---------- MATERIAL SUPPLIED

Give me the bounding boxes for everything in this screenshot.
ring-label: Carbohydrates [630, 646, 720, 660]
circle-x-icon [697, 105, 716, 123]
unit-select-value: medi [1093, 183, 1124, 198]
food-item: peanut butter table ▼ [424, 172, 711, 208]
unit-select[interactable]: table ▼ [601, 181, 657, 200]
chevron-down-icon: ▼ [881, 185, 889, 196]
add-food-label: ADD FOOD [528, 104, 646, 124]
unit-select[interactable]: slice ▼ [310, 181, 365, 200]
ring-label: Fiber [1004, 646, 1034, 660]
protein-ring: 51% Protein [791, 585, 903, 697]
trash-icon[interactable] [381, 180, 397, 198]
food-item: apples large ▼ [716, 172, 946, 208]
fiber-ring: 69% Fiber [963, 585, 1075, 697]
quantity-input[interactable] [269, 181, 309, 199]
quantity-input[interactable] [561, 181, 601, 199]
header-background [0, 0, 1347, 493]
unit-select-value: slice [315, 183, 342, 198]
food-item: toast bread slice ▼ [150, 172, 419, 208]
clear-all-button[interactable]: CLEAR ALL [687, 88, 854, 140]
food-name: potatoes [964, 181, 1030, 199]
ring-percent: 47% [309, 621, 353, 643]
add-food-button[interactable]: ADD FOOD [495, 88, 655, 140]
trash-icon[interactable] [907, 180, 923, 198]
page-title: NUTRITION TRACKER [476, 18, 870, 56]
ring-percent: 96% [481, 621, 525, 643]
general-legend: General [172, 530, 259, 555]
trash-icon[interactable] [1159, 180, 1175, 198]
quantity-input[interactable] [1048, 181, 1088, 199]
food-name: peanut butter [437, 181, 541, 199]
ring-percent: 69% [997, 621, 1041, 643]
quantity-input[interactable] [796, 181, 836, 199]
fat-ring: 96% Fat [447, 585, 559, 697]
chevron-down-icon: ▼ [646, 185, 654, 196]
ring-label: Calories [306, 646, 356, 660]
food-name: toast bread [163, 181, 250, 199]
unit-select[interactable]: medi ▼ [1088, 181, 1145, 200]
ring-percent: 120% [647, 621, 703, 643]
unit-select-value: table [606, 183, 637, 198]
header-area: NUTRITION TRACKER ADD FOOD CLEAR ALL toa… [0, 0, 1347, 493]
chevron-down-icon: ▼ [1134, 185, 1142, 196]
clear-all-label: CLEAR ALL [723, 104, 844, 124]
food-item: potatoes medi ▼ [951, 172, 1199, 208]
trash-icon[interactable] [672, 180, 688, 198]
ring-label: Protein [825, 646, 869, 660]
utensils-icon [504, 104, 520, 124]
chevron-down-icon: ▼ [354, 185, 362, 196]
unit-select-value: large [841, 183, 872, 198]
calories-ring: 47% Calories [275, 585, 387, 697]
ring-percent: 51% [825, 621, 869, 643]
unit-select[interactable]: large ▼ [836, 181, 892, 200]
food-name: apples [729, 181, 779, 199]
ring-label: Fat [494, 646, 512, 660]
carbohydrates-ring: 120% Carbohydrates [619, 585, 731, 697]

--------------------

WHAT THIS TASK INVOLVES:
Nothing should be omitted or altered. Retype the records exactly.

RESPONSE TO THIS TASK:
Give me the bounding boxes for everything in this screenshot.
ring-label: Carbohydrates [630, 646, 720, 660]
circle-x-icon [697, 105, 716, 123]
unit-select-value: medi [1093, 183, 1124, 198]
food-item: peanut butter table ▼ [424, 172, 711, 208]
unit-select[interactable]: table ▼ [601, 181, 657, 200]
chevron-down-icon: ▼ [881, 185, 889, 196]
add-food-label: ADD FOOD [528, 104, 646, 124]
unit-select[interactable]: slice ▼ [310, 181, 365, 200]
ring-label: Fiber [1004, 646, 1034, 660]
protein-ring: 51% Protein [791, 585, 903, 697]
trash-icon[interactable] [381, 180, 397, 198]
food-item: apples large ▼ [716, 172, 946, 208]
fiber-ring: 69% Fiber [963, 585, 1075, 697]
quantity-input[interactable] [269, 181, 309, 199]
quantity-input[interactable] [561, 181, 601, 199]
header-background [0, 0, 1347, 493]
unit-select-value: slice [315, 183, 342, 198]
food-item: toast bread slice ▼ [150, 172, 419, 208]
clear-all-button[interactable]: CLEAR ALL [687, 88, 854, 140]
food-name: potatoes [964, 181, 1030, 199]
ring-percent: 47% [309, 621, 353, 643]
add-food-button[interactable]: ADD FOOD [495, 88, 655, 140]
trash-icon[interactable] [907, 180, 923, 198]
page-title: NUTRITION TRACKER [476, 18, 870, 56]
ring-percent: 96% [481, 621, 525, 643]
general-legend: General [172, 530, 259, 555]
trash-icon[interactable] [1159, 180, 1175, 198]
quantity-input[interactable] [1048, 181, 1088, 199]
food-name: peanut butter [437, 181, 541, 199]
ring-percent: 69% [997, 621, 1041, 643]
quantity-input[interactable] [796, 181, 836, 199]
fat-ring: 96% Fat [447, 585, 559, 697]
chevron-down-icon: ▼ [646, 185, 654, 196]
ring-label: Calories [306, 646, 356, 660]
food-name: toast bread [163, 181, 250, 199]
unit-select[interactable]: medi ▼ [1088, 181, 1145, 200]
ring-percent: 120% [647, 621, 703, 643]
unit-select-value: table [606, 183, 637, 198]
header-area: NUTRITION TRACKER ADD FOOD CLEAR ALL toa… [0, 0, 1347, 493]
chevron-down-icon: ▼ [1134, 185, 1142, 196]
clear-all-label: CLEAR ALL [723, 104, 844, 124]
food-item: potatoes medi ▼ [951, 172, 1199, 208]
trash-icon[interactable] [672, 180, 688, 198]
ring-label: Protein [825, 646, 869, 660]
utensils-icon [504, 104, 520, 124]
chevron-down-icon: ▼ [354, 185, 362, 196]
unit-select-value: large [841, 183, 872, 198]
calories-ring: 47% Calories [275, 585, 387, 697]
ring-percent: 51% [825, 621, 869, 643]
unit-select[interactable]: large ▼ [836, 181, 892, 200]
food-name: apples [729, 181, 779, 199]
ring-label: Fat [494, 646, 512, 660]
carbohydrates-ring: 120% Carbohydrates [619, 585, 731, 697]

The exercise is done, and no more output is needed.